Each line below should be reproduced without any alteration.

[Information supplied start]

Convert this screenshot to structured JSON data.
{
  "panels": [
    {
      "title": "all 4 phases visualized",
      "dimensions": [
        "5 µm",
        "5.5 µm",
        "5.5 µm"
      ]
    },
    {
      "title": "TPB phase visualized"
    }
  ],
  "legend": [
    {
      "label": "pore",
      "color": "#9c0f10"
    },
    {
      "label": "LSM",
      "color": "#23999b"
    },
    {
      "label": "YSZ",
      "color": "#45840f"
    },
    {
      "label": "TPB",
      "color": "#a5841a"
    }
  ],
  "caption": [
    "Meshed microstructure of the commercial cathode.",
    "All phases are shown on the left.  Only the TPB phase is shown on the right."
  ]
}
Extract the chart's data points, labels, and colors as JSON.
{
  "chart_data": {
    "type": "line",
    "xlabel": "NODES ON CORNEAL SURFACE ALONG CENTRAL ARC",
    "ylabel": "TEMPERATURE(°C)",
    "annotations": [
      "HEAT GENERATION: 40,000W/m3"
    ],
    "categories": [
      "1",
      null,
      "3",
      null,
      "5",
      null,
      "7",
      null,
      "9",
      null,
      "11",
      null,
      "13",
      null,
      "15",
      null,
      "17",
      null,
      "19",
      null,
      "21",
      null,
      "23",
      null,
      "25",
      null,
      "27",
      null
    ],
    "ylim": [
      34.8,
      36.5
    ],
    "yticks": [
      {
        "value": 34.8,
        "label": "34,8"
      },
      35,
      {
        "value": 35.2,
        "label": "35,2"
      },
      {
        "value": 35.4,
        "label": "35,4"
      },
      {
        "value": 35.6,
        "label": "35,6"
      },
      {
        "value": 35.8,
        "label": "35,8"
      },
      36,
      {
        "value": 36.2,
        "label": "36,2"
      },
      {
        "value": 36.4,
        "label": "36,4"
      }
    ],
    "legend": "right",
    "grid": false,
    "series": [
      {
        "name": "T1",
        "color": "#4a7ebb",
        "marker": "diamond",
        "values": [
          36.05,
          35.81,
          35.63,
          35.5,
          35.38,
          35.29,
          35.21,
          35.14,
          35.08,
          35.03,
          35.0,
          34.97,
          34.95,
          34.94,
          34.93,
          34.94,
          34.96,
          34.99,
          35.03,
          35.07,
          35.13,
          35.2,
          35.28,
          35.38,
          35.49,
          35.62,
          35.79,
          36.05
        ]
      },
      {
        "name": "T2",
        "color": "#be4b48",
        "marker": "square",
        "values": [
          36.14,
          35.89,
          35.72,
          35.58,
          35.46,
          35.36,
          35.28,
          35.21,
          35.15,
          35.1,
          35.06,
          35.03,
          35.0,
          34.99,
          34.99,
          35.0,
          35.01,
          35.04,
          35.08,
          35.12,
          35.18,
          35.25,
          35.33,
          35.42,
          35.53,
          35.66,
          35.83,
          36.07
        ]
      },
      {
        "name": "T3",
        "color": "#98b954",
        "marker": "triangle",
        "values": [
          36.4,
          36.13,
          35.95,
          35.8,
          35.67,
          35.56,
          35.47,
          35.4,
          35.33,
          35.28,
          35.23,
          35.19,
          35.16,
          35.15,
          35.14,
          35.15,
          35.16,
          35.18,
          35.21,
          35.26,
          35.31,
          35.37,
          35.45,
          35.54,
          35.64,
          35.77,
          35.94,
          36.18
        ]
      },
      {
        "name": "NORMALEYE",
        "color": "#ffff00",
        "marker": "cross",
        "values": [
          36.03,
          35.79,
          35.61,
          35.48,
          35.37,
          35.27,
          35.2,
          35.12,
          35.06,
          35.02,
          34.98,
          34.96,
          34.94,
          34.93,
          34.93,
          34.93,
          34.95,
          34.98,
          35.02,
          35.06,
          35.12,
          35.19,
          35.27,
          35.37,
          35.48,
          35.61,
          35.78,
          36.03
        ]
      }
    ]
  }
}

[Information supplied end]

**Written reply**
Convert this screenshot to structured JSON data.
{
  "panels": [
    {
      "title": "all 4 phases visualized",
      "dimensions": [
        "5 µm",
        "5.5 µm",
        "5.5 µm"
      ]
    },
    {
      "title": "TPB phase visualized"
    }
  ],
  "legend": [
    {
      "label": "pore",
      "color": "#9c0f10"
    },
    {
      "label": "LSM",
      "color": "#23999b"
    },
    {
      "label": "YSZ",
      "color": "#45840f"
    },
    {
      "label": "TPB",
      "color": "#a5841a"
    }
  ],
  "caption": [
    "Meshed microstructure of the commercial cathode.",
    "All phases are shown on the left.  Only the TPB phase is shown on the right."
  ]
}
Extract the chart's data points, labels, and colors as JSON.
{
  "chart_data": {
    "type": "line",
    "xlabel": "NODES ON CORNEAL SURFACE ALONG CENTRAL ARC",
    "ylabel": "TEMPERATURE(°C)",
    "annotations": [
      "HEAT GENERATION: 40,000W/m3"
    ],
    "categories": [
      "1",
      null,
      "3",
      null,
      "5",
      null,
      "7",
      null,
      "9",
      null,
      "11",
      null,
      "13",
      null,
      "15",
      null,
      "17",
      null,
      "19",
      null,
      "21",
      null,
      "23",
      null,
      "25",
      null,
      "27",
      null
    ],
    "ylim": [
      34.8,
      36.5
    ],
    "yticks": [
      {
        "value": 34.8,
        "label": "34,8"
      },
      35,
      {
        "value": 35.2,
        "label": "35,2"
      },
      {
        "value": 35.4,
        "label": "35,4"
      },
      {
        "value": 35.6,
        "label": "35,6"
      },
      {
        "value": 35.8,
        "label": "35,8"
      },
      36,
      {
        "value": 36.2,
        "label": "36,2"
      },
      {
        "value": 36.4,
        "label": "36,4"
      }
    ],
    "legend": "right",
    "grid": false,
    "series": [
      {
        "name": "T1",
        "color": "#4a7ebb",
        "marker": "diamond",
        "values": [
          36.05,
          35.81,
          35.63,
          35.5,
          35.38,
          35.29,
          35.21,
          35.14,
          35.08,
          35.03,
          35.0,
          34.97,
          34.95,
          34.94,
          34.93,
          34.94,
          34.96,
          34.99,
          35.03,
          35.07,
          35.13,
          35.2,
          35.28,
          35.38,
          35.49,
          35.62,
          35.79,
          36.05
        ]
      },
      {
        "name": "T2",
        "color": "#be4b48",
        "marker": "square",
        "values": [
          36.14,
          35.89,
          35.72,
          35.58,
          35.46,
          35.36,
          35.28,
          35.21,
          35.15,
          35.1,
          35.06,
          35.03,
          35.0,
          34.99,
          34.99,
          35.0,
          35.01,
          35.04,
          35.08,
          35.12,
          35.18,
          35.25,
          35.33,
          35.42,
          35.53,
          35.66,
          35.83,
          36.07
        ]
      },
      {
        "name": "T3",
        "color": "#98b954",
        "marker": "triangle",
        "values": [
          36.4,
          36.13,
          35.95,
          35.8,
          35.67,
          35.56,
          35.47,
          35.4,
          35.33,
          35.28,
          35.23,
          35.19,
          35.16,
          35.15,
          35.14,
          35.15,
          35.16,
          35.18,
          35.21,
          35.26,
          35.31,
          35.37,
          35.45,
          35.54,
          35.64,
          35.77,
          35.94,
          36.18
        ]
      },
      {
        "name": "NORMALEYE",
        "color": "#ffff00",
        "marker": "cross",
        "values": [
          36.03,
          35.79,
          35.61,
          35.48,
          35.37,
          35.27,
          35.2,
          35.12,
          35.06,
          35.02,
          34.98,
          34.96,
          34.94,
          34.93,
          34.93,
          34.93,
          34.95,
          34.98,
          35.02,
          35.06,
          35.12,
          35.19,
          35.27,
          35.37,
          35.48,
          35.61,
          35.78,
          36.03
        ]
      }
    ]
  }
}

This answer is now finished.